> Exercise brief:
Reproduce the records that follow in full, excluding any picture they contain.
* start *
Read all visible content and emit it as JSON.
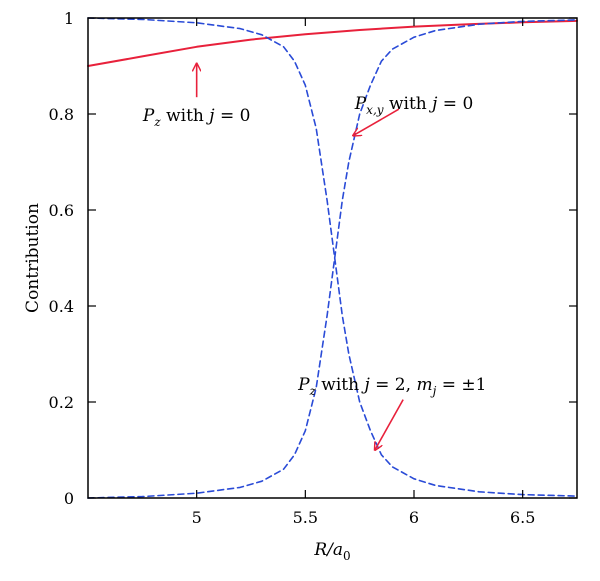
{
  "chart_data": {
    "type": "line",
    "title": "",
    "xlabel": "R/a",
    "xlabel_sub": "0",
    "ylabel": "Contribution",
    "xlim": [
      4.5,
      6.75
    ],
    "ylim": [
      0,
      1
    ],
    "xticks": [
      5,
      5.5,
      6,
      6.5
    ],
    "xtick_labels": [
      "5",
      "5.5",
      "6",
      "6.5"
    ],
    "yticks": [
      0,
      0.2,
      0.4,
      0.6,
      0.8,
      1
    ],
    "ytick_labels": [
      "0",
      "0.2",
      "0.4",
      "0.6",
      "0.8",
      "1"
    ],
    "grid": false,
    "legend": "none",
    "series": [
      {
        "color": "#e8213b",
        "style": "solid",
        "x": [
          4.5,
          4.75,
          5.0,
          5.25,
          5.5,
          5.75,
          6.0,
          6.25,
          6.5,
          6.75
        ],
        "y": [
          0.9,
          0.92,
          0.94,
          0.955,
          0.966,
          0.975,
          0.982,
          0.987,
          0.991,
          0.994
        ]
      },
      {
        "color": "#2a4bd7",
        "style": "dashed",
        "x": [
          4.5,
          4.75,
          5.0,
          5.2,
          5.3,
          5.4,
          5.45,
          5.5,
          5.55,
          5.6,
          5.635,
          5.67,
          5.7,
          5.75,
          5.8,
          5.85,
          5.9,
          6.0,
          6.1,
          6.3,
          6.5,
          6.75
        ],
        "y": [
          1.0,
          0.997,
          0.99,
          0.978,
          0.965,
          0.94,
          0.91,
          0.86,
          0.77,
          0.62,
          0.5,
          0.38,
          0.3,
          0.2,
          0.14,
          0.09,
          0.065,
          0.04,
          0.026,
          0.013,
          0.007,
          0.004
        ]
      },
      {
        "color": "#2a4bd7",
        "style": "dashed",
        "x": [
          4.5,
          4.75,
          5.0,
          5.2,
          5.3,
          5.4,
          5.45,
          5.5,
          5.55,
          5.6,
          5.635,
          5.67,
          5.7,
          5.75,
          5.8,
          5.85,
          5.9,
          6.0,
          6.1,
          6.3,
          6.5,
          6.75
        ],
        "y": [
          0.0,
          0.003,
          0.01,
          0.022,
          0.035,
          0.06,
          0.09,
          0.14,
          0.23,
          0.38,
          0.5,
          0.62,
          0.7,
          0.8,
          0.86,
          0.91,
          0.935,
          0.96,
          0.974,
          0.987,
          0.993,
          0.996
        ]
      }
    ],
    "annotations": [
      {
        "id": "pz-j0",
        "var": "P",
        "sub": "z",
        "text": " with ",
        "var2": "j",
        "rest": " = 0",
        "text_x": 5.0,
        "text_y": 0.785,
        "arrow_from": [
          5.0,
          0.835
        ],
        "arrow_to": [
          5.0,
          0.905
        ]
      },
      {
        "id": "pxy-j0",
        "var": "P",
        "sub": "x,y",
        "text": " with ",
        "var2": "j",
        "rest": " = 0",
        "text_x": 6.0,
        "text_y": 0.81,
        "arrow_from": [
          5.93,
          0.81
        ],
        "arrow_to": [
          5.72,
          0.755
        ]
      },
      {
        "id": "pz-j2",
        "var": "P",
        "sub": "z",
        "text": " with ",
        "var2": "j",
        "rest": " = 2, ",
        "var3": "m",
        "sub3": "j",
        "rest3": " = ±1",
        "text_x": 5.9,
        "text_y": 0.225,
        "arrow_from": [
          5.95,
          0.205
        ],
        "arrow_to": [
          5.82,
          0.1
        ]
      }
    ]
  }
}
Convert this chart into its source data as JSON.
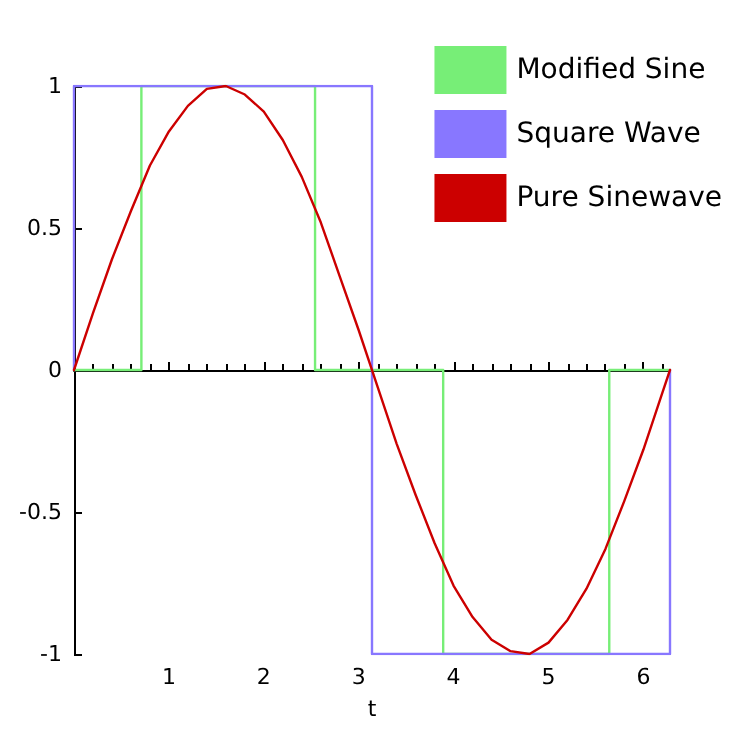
{
  "chart_data": {
    "type": "line",
    "xlabel": "t",
    "xlim": [
      0,
      6.28
    ],
    "xticks": [
      1,
      2,
      3,
      4,
      5,
      6
    ],
    "ylim": [
      -1,
      1
    ],
    "yticks": [
      -1,
      -0.5,
      0,
      0.5,
      1
    ],
    "legend": "top right",
    "marker": "none",
    "line_style": "solid",
    "series": [
      {
        "name": "Modified Sine",
        "color": "#77ee77",
        "x": [
          0,
          0.71,
          0.71,
          2.54,
          2.54,
          3.89,
          3.89,
          5.64,
          5.64,
          6.28
        ],
        "values": [
          0,
          0,
          1,
          1,
          0,
          0,
          -1,
          -1,
          0,
          0
        ]
      },
      {
        "name": "Square Wave",
        "color": "#8877ff",
        "x": [
          0,
          0,
          3.14,
          3.14,
          6.28,
          6.28
        ],
        "values": [
          0,
          1,
          1,
          -1,
          -1,
          0
        ]
      },
      {
        "name": "Pure Sinewave",
        "color": "#cc0000",
        "x": [
          0,
          0.2,
          0.4,
          0.6,
          0.8,
          1.0,
          1.2,
          1.4,
          1.6,
          1.8,
          2.0,
          2.2,
          2.4,
          2.6,
          2.8,
          3.0,
          3.2,
          3.4,
          3.6,
          3.8,
          4.0,
          4.2,
          4.4,
          4.6,
          4.8,
          5.0,
          5.2,
          5.4,
          5.6,
          5.8,
          6.0,
          6.2,
          6.28
        ],
        "values": [
          0,
          0.2,
          0.39,
          0.56,
          0.72,
          0.84,
          0.93,
          0.99,
          1.0,
          0.97,
          0.91,
          0.81,
          0.68,
          0.52,
          0.33,
          0.14,
          -0.06,
          -0.26,
          -0.44,
          -0.61,
          -0.76,
          -0.87,
          -0.95,
          -0.99,
          -1.0,
          -0.96,
          -0.88,
          -0.77,
          -0.63,
          -0.46,
          -0.28,
          -0.08,
          0
        ]
      }
    ]
  }
}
* end *
> The output:
Read all visible content and emit it as JSON.
{
  "chart_data": {
    "type": "line",
    "title": "",
    "xlabel": "R/a",
    "xlabel_sub": "0",
    "ylabel": "Contribution",
    "xlim": [
      4.5,
      6.75
    ],
    "ylim": [
      0,
      1
    ],
    "xticks": [
      5,
      5.5,
      6,
      6.5
    ],
    "xtick_labels": [
      "5",
      "5.5",
      "6",
      "6.5"
    ],
    "yticks": [
      0,
      0.2,
      0.4,
      0.6,
      0.8,
      1
    ],
    "ytick_labels": [
      "0",
      "0.2",
      "0.4",
      "0.6",
      "0.8",
      "1"
    ],
    "grid": false,
    "legend": "none",
    "series": [
      {
        "color": "#e8213b",
        "style": "solid",
        "x": [
          4.5,
          4.75,
          5.0,
          5.25,
          5.5,
          5.75,
          6.0,
          6.25,
          6.5,
          6.75
        ],
        "y": [
          0.9,
          0.92,
          0.94,
          0.955,
          0.966,
          0.975,
          0.982,
          0.987,
          0.991,
          0.994
        ]
      },
      {
        "color": "#2a4bd7",
        "style": "dashed",
        "x": [
          4.5,
          4.75,
          5.0,
          5.2,
          5.3,
          5.4,
          5.45,
          5.5,
          5.55,
          5.6,
          5.635,
          5.67,
          5.7,
          5.75,
          5.8,
          5.85,
          5.9,
          6.0,
          6.1,
          6.3,
          6.5,
          6.75
        ],
        "y": [
          1.0,
          0.997,
          0.99,
          0.978,
          0.965,
          0.94,
          0.91,
          0.86,
          0.77,
          0.62,
          0.5,
          0.38,
          0.3,
          0.2,
          0.14,
          0.09,
          0.065,
          0.04,
          0.026,
          0.013,
          0.007,
          0.004
        ]
      },
      {
        "color": "#2a4bd7",
        "style": "dashed",
        "x": [
          4.5,
          4.75,
          5.0,
          5.2,
          5.3,
          5.4,
          5.45,
          5.5,
          5.55,
          5.6,
          5.635,
          5.67,
          5.7,
          5.75,
          5.8,
          5.85,
          5.9,
          6.0,
          6.1,
          6.3,
          6.5,
          6.75
        ],
        "y": [
          0.0,
          0.003,
          0.01,
          0.022,
          0.035,
          0.06,
          0.09,
          0.14,
          0.23,
          0.38,
          0.5,
          0.62,
          0.7,
          0.8,
          0.86,
          0.91,
          0.935,
          0.96,
          0.974,
          0.987,
          0.993,
          0.996
        ]
      }
    ],
    "annotations": [
      {
        "id": "pz-j0",
        "var": "P",
        "sub": "z",
        "text": " with ",
        "var2": "j",
        "rest": " = 0",
        "text_x": 5.0,
        "text_y": 0.785,
        "arrow_from": [
          5.0,
          0.835
        ],
        "arrow_to": [
          5.0,
          0.905
        ]
      },
      {
        "id": "pxy-j0",
        "var": "P",
        "sub": "x,y",
        "text": " with ",
        "var2": "j",
        "rest": " = 0",
        "text_x": 6.0,
        "text_y": 0.81,
        "arrow_from": [
          5.93,
          0.81
        ],
        "arrow_to": [
          5.72,
          0.755
        ]
      },
      {
        "id": "pz-j2",
        "var": "P",
        "sub": "z",
        "text": " with ",
        "var2": "j",
        "rest": " = 2, ",
        "var3": "m",
        "sub3": "j",
        "rest3": " = ±1",
        "text_x": 5.9,
        "text_y": 0.225,
        "arrow_from": [
          5.95,
          0.205
        ],
        "arrow_to": [
          5.82,
          0.1
        ]
      }
    ]
  }
}
Convert this chart into its source data as JSON.
{
  "chart_data": {
    "type": "line",
    "xlabel": "t",
    "xlim": [
      0,
      6.28
    ],
    "xticks": [
      1,
      2,
      3,
      4,
      5,
      6
    ],
    "ylim": [
      -1,
      1
    ],
    "yticks": [
      -1,
      -0.5,
      0,
      0.5,
      1
    ],
    "legend": "top right",
    "marker": "none",
    "line_style": "solid",
    "series": [
      {
        "name": "Modified Sine",
        "color": "#77ee77",
        "x": [
          0,
          0.71,
          0.71,
          2.54,
          2.54,
          3.89,
          3.89,
          5.64,
          5.64,
          6.28
        ],
        "values": [
          0,
          0,
          1,
          1,
          0,
          0,
          -1,
          -1,
          0,
          0
        ]
      },
      {
        "name": "Square Wave",
        "color": "#8877ff",
        "x": [
          0,
          0,
          3.14,
          3.14,
          6.28,
          6.28
        ],
        "values": [
          0,
          1,
          1,
          -1,
          -1,
          0
        ]
      },
      {
        "name": "Pure Sinewave",
        "color": "#cc0000",
        "x": [
          0,
          0.2,
          0.4,
          0.6,
          0.8,
          1.0,
          1.2,
          1.4,
          1.6,
          1.8,
          2.0,
          2.2,
          2.4,
          2.6,
          2.8,
          3.0,
          3.2,
          3.4,
          3.6,
          3.8,
          4.0,
          4.2,
          4.4,
          4.6,
          4.8,
          5.0,
          5.2,
          5.4,
          5.6,
          5.8,
          6.0,
          6.2,
          6.28
        ],
        "values": [
          0,
          0.2,
          0.39,
          0.56,
          0.72,
          0.84,
          0.93,
          0.99,
          1.0,
          0.97,
          0.91,
          0.81,
          0.68,
          0.52,
          0.33,
          0.14,
          -0.06,
          -0.26,
          -0.44,
          -0.61,
          -0.76,
          -0.87,
          -0.95,
          -0.99,
          -1.0,
          -0.96,
          -0.88,
          -0.77,
          -0.63,
          -0.46,
          -0.28,
          -0.08,
          0
        ]
      }
    ]
  }
}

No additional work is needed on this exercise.